- Chen Zheyuan as Duan Jiaxu
  - Sang Yan's college roommate and Sang Zhi's love interest. His dream was to become a video game designer. Because of his father's hospitalization, he started working part-time to earn money when he was a university student in Nanwu, Sang Yan and Sang Zhi's hometown. When Sang Zhi was in high school, he tutored her in physics. After graduating, he returned to Yihe to work and lost contact with Sang Zhi. Two years later, he reunited with Sang Zhi in Yihe, where she was attending university. As he grew closer to Sang Zhi, he slowly developed feelings for Sang Zhi.
- Victor Ma as Sang Yan
  - Sang Zhi's elder brother, with a sharp tongue and a tofu heart. He and Duan Jiaxu were college roommates and are close friends. He is supportive of Sang Zhi, though the two bicker often. He is five years older than Sang Zhi.

===People around Sang Zhi===

- Zeng Li as Li Ping
  - Sang Zhi and Sang Yan's mother.
- Qiu Xinzhi as Sang Rong
  - Sang Zhi and Sang Yan's father.
- Wei Xiao as Ning Wei
  - Sang Zhi's college roommate. A vlogger with a lively personality. Chen Qiang's girlfriend.
- Qi Tianqing as Yu Xin
  - Sang Zhi's college roommate who is a career oriented girl and has a passion for gaming.
- Wang Yilan as Wang Ruolan
  - Sang Zhi's college roommate. A conservative and not very confident girl who has a crush on Jiang Ming.
- Gu Shuqi as Yin Zhenru
  - Sang Zhi's middle school and high school classmate. Later transferred to another school.
- Zhang Jiongmin as Fu Zhengchu
  - Gao Lin Yu as young Fu Zhenchu
  - Sang Zhi's middle school and high school classmate. He liked Sang Zhi.
- Lu Dongxu as Jiang Ming
  - A student in the Department of Physical Education who liked Sang Zhi.
- Song Peize as Chen Qiang
  - Jiang Ming's college classmate and Ning Wei's boyfriend.
- Xu Shiyue as Shi Xiaoyu
  - Jiang Ying's friend. Sang Zhi's boss in internship company who mistook her for robbing Jiang Ying's boyfriend and disliked her everywhere.

===People around Duan Jiaxu===

- Li Jia Wei as Xu Ruoshu
  - Duan Jiaxu's mother.
- Wang Wei Hua as Duan Zhi Cheng
  - Duan Jiaxu's father. He's in a coma after falling from a terrace. He killed Jiang Ying's father in traffic accident after driving drunk.
- Guan Zijing as Li Xun
  - Duan Jiaxu's colleague. Jiang Siyun's husband.
- Wang Yang as Jiang Si Yun
  - Duan Jiaxu's boss. Li Xun's wife. Sang Zhi mistook her for Duan Jiaxu's girlfriend.
- Zhang Haolun as Chen Junwen
  - Duan Jiaxu and Sang Yan's college roommate.

▸ Work to complete
1. Answer these questions from the cast list:
(a) Where did Duan Jiaxu return to work after graduating?
(b) How many years older than Sang Zhi is Sang Yan?
(c) Which of Sang Zhi's college roommates has a passion for gaming?
2. Continue the cast list from its last entry.

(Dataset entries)
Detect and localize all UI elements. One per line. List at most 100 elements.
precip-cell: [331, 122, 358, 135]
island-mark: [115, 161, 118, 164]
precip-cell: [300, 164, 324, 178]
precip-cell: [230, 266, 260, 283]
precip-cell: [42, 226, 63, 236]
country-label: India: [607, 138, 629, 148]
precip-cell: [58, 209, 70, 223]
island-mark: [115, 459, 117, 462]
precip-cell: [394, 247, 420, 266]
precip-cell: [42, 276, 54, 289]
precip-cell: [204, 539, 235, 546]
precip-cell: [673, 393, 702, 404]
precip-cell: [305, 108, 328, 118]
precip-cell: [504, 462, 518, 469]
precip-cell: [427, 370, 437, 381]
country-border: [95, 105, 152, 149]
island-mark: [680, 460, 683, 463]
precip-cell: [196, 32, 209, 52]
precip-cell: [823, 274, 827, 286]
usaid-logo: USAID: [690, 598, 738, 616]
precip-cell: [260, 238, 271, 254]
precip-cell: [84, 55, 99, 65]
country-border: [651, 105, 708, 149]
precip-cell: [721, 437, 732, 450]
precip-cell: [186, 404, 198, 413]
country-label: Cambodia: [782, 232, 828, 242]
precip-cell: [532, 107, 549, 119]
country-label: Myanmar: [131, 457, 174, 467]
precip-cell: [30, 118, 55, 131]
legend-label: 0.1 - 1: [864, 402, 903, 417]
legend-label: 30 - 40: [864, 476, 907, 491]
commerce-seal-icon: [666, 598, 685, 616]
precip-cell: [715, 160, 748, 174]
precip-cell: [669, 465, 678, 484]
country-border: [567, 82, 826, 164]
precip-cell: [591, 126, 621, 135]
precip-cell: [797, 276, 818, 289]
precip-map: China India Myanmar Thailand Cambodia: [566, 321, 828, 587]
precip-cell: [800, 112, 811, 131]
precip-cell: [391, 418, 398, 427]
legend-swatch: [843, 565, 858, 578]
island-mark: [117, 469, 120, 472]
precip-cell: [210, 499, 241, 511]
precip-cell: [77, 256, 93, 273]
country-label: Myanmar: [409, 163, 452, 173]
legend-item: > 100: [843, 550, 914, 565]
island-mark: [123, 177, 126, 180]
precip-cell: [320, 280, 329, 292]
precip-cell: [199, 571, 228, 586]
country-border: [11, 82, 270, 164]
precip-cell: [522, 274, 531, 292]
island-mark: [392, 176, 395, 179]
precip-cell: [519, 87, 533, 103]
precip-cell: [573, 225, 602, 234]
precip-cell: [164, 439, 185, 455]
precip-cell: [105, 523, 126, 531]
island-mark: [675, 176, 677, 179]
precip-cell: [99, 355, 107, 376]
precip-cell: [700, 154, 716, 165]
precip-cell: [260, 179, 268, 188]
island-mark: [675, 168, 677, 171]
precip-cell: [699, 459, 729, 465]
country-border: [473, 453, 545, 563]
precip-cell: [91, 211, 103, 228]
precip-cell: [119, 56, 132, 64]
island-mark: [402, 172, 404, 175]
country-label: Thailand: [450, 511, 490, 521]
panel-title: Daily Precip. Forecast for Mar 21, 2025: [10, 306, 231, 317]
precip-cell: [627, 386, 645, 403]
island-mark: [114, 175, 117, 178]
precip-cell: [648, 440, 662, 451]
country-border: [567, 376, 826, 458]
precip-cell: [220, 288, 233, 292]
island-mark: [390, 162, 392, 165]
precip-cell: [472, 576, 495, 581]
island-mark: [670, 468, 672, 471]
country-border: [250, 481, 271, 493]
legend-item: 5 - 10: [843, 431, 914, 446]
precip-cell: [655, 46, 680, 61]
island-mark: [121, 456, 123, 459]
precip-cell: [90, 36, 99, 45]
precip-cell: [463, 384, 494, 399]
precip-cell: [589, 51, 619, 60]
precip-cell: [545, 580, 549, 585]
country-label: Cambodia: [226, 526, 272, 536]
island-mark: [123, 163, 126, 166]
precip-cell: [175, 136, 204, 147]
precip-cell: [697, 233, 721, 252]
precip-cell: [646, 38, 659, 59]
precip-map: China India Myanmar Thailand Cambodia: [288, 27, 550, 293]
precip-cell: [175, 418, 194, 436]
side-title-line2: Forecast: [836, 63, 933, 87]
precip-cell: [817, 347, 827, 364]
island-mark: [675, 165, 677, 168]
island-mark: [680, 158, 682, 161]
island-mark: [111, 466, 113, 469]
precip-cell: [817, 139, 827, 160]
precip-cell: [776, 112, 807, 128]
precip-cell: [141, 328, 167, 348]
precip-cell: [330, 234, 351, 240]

▸ Answers to the problems
1.
(a) Yihe
(b) Five years
(c) Yu Xin

2.
- Hu Yuxuan as Qian Fei
  - Duan Jiaxu's college roommate. He was the first of the four roommates to get married.
- Xu Shixin as Jiang Ying
  - Duan Jiaxu's high school classmate, whose father was killed in a traffic accident caused by Duan Jiaxu's father. She has an obsession with Duan Jiaxu. Over the years, she has troubled Duan Jiaxu persistently and was later warned and persuaded to stop bothering him. At one point, she even slandered Sang Zhi, falsely claiming she stole Duan Jiaxu from her.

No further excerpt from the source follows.